• Exercise input
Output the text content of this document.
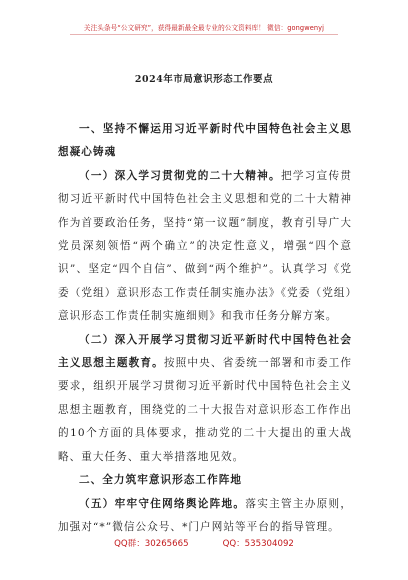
关注头条号“公文研究”，获得最新最全最专业的公文资料库！ 微信：gongwenyj
2024年市局意识形态工作要点

一、坚持不懈运用习近平新时代中国特色社会主义思想凝心铸魂

（一）深入学习贯彻党的二十大精神。把学习宣传贯彻习近平新时代中国特色社会主义思想和党的二十大精神作为首要政治任务，坚持“第一议题”制度，教育引导广大党员深刻领悟“两个确立”的决定性意义，增强“四个意识”、坚定“四个自信”、做到“两个维护”。认真学习《党委（党组）意识形态工作责任制实施办法》《党委（党组）意识形态工作责任制实施细则》和我市任务分解方案。

（二）深入开展学习贯彻习近平新时代中国特色社会主义思想主题教育。按照中央、省委统一部署和市委工作要求，组织开展学习贯彻习近平新时代中国特色社会主义思想主题教育，围绕党的二十大报告对意识形态工作作出的10个方面的具体要求，推动党的二十大提出的重大战略、重大任务、重大举措落地见效。

二、全力筑牢意识形态工作阵地

（五）牢牢守住网络舆论阵地。落实主管主办原则，加强对“*”微信公众号、*门户网站等平台的指导管理。

QQ群：30265665	QQ：535304092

• Goal of the exercise
Transcribe the material exactly, leaving every picture out.

• Answer to the exercise
Output the text content of this document.
关注头条号“公文研究”，获得最新最全最专业的公文资料库！ 微信：gongwenyj
2024年市局意识形态工作要点

一、坚持不懈运用习近平新时代中国特色社会主义思想凝心铸魂

（一）深入学习贯彻党的二十大精神。把学习宣传贯彻习近平新时代中国特色社会主义思想和党的二十大精神作为首要政治任务，坚持“第一议题”制度，教育引导广大党员深刻领悟“两个确立”的决定性意义，增强“四个意识”、坚定“四个自信”、做到“两个维护”。认真学习《党委（党组）意识形态工作责任制实施办法》《党委（党组）意识形态工作责任制实施细则》和我市任务分解方案。

（二）深入开展学习贯彻习近平新时代中国特色社会主义思想主题教育。按照中央、省委统一部署和市委工作要求，组织开展学习贯彻习近平新时代中国特色社会主义思想主题教育，围绕党的二十大报告对意识形态工作作出的10个方面的具体要求，推动党的二十大提出的重大战略、重大任务、重大举措落地见效。

二、全力筑牢意识形态工作阵地

（五）牢牢守住网络舆论阵地。落实主管主办原则，加强对“*”微信公众号、*门户网站等平台的指导管理。

QQ群：30265665	QQ：535304092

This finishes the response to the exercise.